WHAT IS BEING ASKED:
Repeat the material below exactly, line for line.

** start **

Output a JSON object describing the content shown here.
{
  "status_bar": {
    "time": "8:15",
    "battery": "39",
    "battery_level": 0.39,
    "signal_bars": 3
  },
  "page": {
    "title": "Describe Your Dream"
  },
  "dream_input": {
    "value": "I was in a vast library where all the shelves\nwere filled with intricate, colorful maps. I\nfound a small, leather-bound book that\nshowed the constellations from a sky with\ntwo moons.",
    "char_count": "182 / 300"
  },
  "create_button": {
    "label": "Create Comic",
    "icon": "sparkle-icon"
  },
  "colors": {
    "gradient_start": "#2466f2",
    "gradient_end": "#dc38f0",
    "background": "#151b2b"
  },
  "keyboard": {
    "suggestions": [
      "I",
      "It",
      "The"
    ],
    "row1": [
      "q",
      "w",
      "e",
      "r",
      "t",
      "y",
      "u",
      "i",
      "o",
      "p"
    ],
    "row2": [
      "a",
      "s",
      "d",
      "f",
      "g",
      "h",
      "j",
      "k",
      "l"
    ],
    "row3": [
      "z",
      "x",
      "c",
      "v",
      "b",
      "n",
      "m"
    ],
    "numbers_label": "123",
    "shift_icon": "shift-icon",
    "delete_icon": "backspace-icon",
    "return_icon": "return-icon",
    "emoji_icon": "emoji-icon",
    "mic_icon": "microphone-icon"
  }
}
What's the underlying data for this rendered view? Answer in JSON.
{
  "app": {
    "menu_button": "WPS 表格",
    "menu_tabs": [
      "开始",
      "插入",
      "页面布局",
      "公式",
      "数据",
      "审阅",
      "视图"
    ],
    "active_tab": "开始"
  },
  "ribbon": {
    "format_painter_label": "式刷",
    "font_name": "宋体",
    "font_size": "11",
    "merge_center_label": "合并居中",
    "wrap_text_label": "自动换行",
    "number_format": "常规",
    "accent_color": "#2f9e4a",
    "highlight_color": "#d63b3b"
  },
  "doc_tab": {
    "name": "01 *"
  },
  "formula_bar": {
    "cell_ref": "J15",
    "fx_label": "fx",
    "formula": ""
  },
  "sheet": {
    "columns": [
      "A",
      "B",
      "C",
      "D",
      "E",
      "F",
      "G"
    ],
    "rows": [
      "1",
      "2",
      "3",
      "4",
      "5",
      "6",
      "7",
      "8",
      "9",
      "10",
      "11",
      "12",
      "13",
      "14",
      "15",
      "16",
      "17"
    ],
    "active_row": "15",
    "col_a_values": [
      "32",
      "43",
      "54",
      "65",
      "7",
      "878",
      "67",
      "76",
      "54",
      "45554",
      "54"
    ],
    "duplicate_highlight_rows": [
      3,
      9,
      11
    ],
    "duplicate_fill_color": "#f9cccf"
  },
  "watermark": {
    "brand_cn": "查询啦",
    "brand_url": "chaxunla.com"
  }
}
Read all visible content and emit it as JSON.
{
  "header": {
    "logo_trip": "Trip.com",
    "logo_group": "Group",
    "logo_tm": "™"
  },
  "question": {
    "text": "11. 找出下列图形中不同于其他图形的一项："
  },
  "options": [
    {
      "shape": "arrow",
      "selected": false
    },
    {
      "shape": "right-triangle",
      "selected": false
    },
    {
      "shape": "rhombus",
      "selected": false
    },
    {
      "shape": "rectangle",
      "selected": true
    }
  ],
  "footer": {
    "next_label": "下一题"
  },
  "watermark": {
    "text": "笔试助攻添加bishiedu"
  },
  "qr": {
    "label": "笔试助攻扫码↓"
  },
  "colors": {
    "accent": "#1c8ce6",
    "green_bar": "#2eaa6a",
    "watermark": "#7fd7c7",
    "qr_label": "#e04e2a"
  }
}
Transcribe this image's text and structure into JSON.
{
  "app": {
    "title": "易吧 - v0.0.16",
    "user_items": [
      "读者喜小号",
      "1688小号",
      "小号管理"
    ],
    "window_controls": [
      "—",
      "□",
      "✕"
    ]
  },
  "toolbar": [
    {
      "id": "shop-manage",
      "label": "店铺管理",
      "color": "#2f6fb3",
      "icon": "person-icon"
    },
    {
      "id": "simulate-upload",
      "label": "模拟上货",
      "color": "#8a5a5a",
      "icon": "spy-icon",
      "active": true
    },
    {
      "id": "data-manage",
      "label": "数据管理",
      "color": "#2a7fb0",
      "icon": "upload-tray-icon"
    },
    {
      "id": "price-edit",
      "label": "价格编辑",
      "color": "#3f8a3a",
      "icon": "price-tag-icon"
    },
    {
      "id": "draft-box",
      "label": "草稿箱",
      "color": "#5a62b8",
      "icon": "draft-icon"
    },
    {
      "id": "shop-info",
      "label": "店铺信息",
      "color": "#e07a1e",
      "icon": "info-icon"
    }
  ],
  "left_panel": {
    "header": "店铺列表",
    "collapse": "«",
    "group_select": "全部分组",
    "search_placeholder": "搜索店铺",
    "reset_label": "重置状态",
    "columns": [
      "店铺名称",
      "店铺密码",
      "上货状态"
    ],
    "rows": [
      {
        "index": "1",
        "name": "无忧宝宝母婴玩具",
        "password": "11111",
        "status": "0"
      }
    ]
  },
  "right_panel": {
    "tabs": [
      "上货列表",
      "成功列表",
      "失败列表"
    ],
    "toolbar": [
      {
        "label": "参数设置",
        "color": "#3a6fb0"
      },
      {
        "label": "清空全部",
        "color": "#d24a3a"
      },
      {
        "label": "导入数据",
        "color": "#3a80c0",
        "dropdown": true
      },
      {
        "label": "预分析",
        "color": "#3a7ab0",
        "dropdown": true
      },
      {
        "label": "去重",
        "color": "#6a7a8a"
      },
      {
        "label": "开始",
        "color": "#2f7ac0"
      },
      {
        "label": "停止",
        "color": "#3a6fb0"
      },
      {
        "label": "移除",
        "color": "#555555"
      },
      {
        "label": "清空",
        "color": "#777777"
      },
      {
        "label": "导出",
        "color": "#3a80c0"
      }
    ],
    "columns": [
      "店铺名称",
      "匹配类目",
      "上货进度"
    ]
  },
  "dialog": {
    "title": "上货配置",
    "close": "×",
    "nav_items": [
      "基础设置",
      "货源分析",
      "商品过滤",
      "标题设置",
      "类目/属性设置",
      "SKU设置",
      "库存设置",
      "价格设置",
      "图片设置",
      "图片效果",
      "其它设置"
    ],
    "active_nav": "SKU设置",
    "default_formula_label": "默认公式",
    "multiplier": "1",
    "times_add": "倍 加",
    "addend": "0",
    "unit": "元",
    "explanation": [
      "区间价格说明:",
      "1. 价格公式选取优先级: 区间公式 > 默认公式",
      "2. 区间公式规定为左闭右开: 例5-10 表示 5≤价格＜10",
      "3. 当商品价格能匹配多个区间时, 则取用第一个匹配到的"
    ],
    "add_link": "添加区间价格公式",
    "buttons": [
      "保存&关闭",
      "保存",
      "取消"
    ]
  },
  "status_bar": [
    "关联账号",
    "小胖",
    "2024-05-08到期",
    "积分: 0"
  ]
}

** end **

RESULT OF THE EXERCISE:
Output a JSON object describing the content shown here.
{
  "status_bar": {
    "time": "8:15",
    "battery": "39",
    "battery_level": 0.39,
    "signal_bars": 3
  },
  "page": {
    "title": "Describe Your Dream"
  },
  "dream_input": {
    "value": "I was in a vast library where all the shelves\nwere filled with intricate, colorful maps. I\nfound a small, leather-bound book that\nshowed the constellations from a sky with\ntwo moons.",
    "char_count": "182 / 300"
  },
  "create_button": {
    "label": "Create Comic",
    "icon": "sparkle-icon"
  },
  "colors": {
    "gradient_start": "#2466f2",
    "gradient_end": "#dc38f0",
    "background": "#151b2b"
  },
  "keyboard": {
    "suggestions": [
      "I",
      "It",
      "The"
    ],
    "row1": [
      "q",
      "w",
      "e",
      "r",
      "t",
      "y",
      "u",
      "i",
      "o",
      "p"
    ],
    "row2": [
      "a",
      "s",
      "d",
      "f",
      "g",
      "h",
      "j",
      "k",
      "l"
    ],
    "row3": [
      "z",
      "x",
      "c",
      "v",
      "b",
      "n",
      "m"
    ],
    "numbers_label": "123",
    "shift_icon": "shift-icon",
    "delete_icon": "backspace-icon",
    "return_icon": "return-icon",
    "emoji_icon": "emoji-icon",
    "mic_icon": "microphone-icon"
  }
}
What's the underlying data for this rendered view? Answer in JSON.
{
  "app": {
    "menu_button": "WPS 表格",
    "menu_tabs": [
      "开始",
      "插入",
      "页面布局",
      "公式",
      "数据",
      "审阅",
      "视图"
    ],
    "active_tab": "开始"
  },
  "ribbon": {
    "format_painter_label": "式刷",
    "font_name": "宋体",
    "font_size": "11",
    "merge_center_label": "合并居中",
    "wrap_text_label": "自动换行",
    "number_format": "常规",
    "accent_color": "#2f9e4a",
    "highlight_color": "#d63b3b"
  },
  "doc_tab": {
    "name": "01 *"
  },
  "formula_bar": {
    "cell_ref": "J15",
    "fx_label": "fx",
    "formula": ""
  },
  "sheet": {
    "columns": [
      "A",
      "B",
      "C",
      "D",
      "E",
      "F",
      "G"
    ],
    "rows": [
      "1",
      "2",
      "3",
      "4",
      "5",
      "6",
      "7",
      "8",
      "9",
      "10",
      "11",
      "12",
      "13",
      "14",
      "15",
      "16",
      "17"
    ],
    "active_row": "15",
    "col_a_values": [
      "32",
      "43",
      "54",
      "65",
      "7",
      "878",
      "67",
      "76",
      "54",
      "45554",
      "54"
    ],
    "duplicate_highlight_rows": [
      3,
      9,
      11
    ],
    "duplicate_fill_color": "#f9cccf"
  },
  "watermark": {
    "brand_cn": "查询啦",
    "brand_url": "chaxunla.com"
  }
}
Read all visible content and emit it as JSON.
{
  "header": {
    "logo_trip": "Trip.com",
    "logo_group": "Group",
    "logo_tm": "™"
  },
  "question": {
    "text": "11. 找出下列图形中不同于其他图形的一项："
  },
  "options": [
    {
      "shape": "arrow",
      "selected": false
    },
    {
      "shape": "right-triangle",
      "selected": false
    },
    {
      "shape": "rhombus",
      "selected": false
    },
    {
      "shape": "rectangle",
      "selected": true
    }
  ],
  "footer": {
    "next_label": "下一题"
  },
  "watermark": {
    "text": "笔试助攻添加bishiedu"
  },
  "qr": {
    "label": "笔试助攻扫码↓"
  },
  "colors": {
    "accent": "#1c8ce6",
    "green_bar": "#2eaa6a",
    "watermark": "#7fd7c7",
    "qr_label": "#e04e2a"
  }
}
Transcribe this image's text and structure into JSON.
{
  "app": {
    "title": "易吧 - v0.0.16",
    "user_items": [
      "读者喜小号",
      "1688小号",
      "小号管理"
    ],
    "window_controls": [
      "—",
      "□",
      "✕"
    ]
  },
  "toolbar": [
    {
      "id": "shop-manage",
      "label": "店铺管理",
      "color": "#2f6fb3",
      "icon": "person-icon"
    },
    {
      "id": "simulate-upload",
      "label": "模拟上货",
      "color": "#8a5a5a",
      "icon": "spy-icon",
      "active": true
    },
    {
      "id": "data-manage",
      "label": "数据管理",
      "color": "#2a7fb0",
      "icon": "upload-tray-icon"
    },
    {
      "id": "price-edit",
      "label": "价格编辑",
      "color": "#3f8a3a",
      "icon": "price-tag-icon"
    },
    {
      "id": "draft-box",
      "label": "草稿箱",
      "color": "#5a62b8",
      "icon": "draft-icon"
    },
    {
      "id": "shop-info",
      "label": "店铺信息",
      "color": "#e07a1e",
      "icon": "info-icon"
    }
  ],
  "left_panel": {
    "header": "店铺列表",
    "collapse": "«",
    "group_select": "全部分组",
    "search_placeholder": "搜索店铺",
    "reset_label": "重置状态",
    "columns": [
      "店铺名称",
      "店铺密码",
      "上货状态"
    ],
    "rows": [
      {
        "index": "1",
        "name": "无忧宝宝母婴玩具",
        "password": "11111",
        "status": "0"
      }
    ]
  },
  "right_panel": {
    "tabs": [
      "上货列表",
      "成功列表",
      "失败列表"
    ],
    "toolbar": [
      {
        "label": "参数设置",
        "color": "#3a6fb0"
      },
      {
        "label": "清空全部",
        "color": "#d24a3a"
      },
      {
        "label": "导入数据",
        "color": "#3a80c0",
        "dropdown": true
      },
      {
        "label": "预分析",
        "color": "#3a7ab0",
        "dropdown": true
      },
      {
        "label": "去重",
        "color": "#6a7a8a"
      },
      {
        "label": "开始",
        "color": "#2f7ac0"
      },
      {
        "label": "停止",
        "color": "#3a6fb0"
      },
      {
        "label": "移除",
        "color": "#555555"
      },
      {
        "label": "清空",
        "color": "#777777"
      },
      {
        "label": "导出",
        "color": "#3a80c0"
      }
    ],
    "columns": [
      "店铺名称",
      "匹配类目",
      "上货进度"
    ]
  },
  "dialog": {
    "title": "上货配置",
    "close": "×",
    "nav_items": [
      "基础设置",
      "货源分析",
      "商品过滤",
      "标题设置",
      "类目/属性设置",
      "SKU设置",
      "库存设置",
      "价格设置",
      "图片设置",
      "图片效果",
      "其它设置"
    ],
    "active_nav": "SKU设置",
    "default_formula_label": "默认公式",
    "multiplier": "1",
    "times_add": "倍 加",
    "addend": "0",
    "unit": "元",
    "explanation": [
      "区间价格说明:",
      "1. 价格公式选取优先级: 区间公式 > 默认公式",
      "2. 区间公式规定为左闭右开: 例5-10 表示 5≤价格＜10",
      "3. 当商品价格能匹配多个区间时, 则取用第一个匹配到的"
    ],
    "add_link": "添加区间价格公式",
    "buttons": [
      "保存&关闭",
      "保存",
      "取消"
    ]
  },
  "status_bar": [
    "关联账号",
    "小胖",
    "2024-05-08到期",
    "积分: 0"
  ]
}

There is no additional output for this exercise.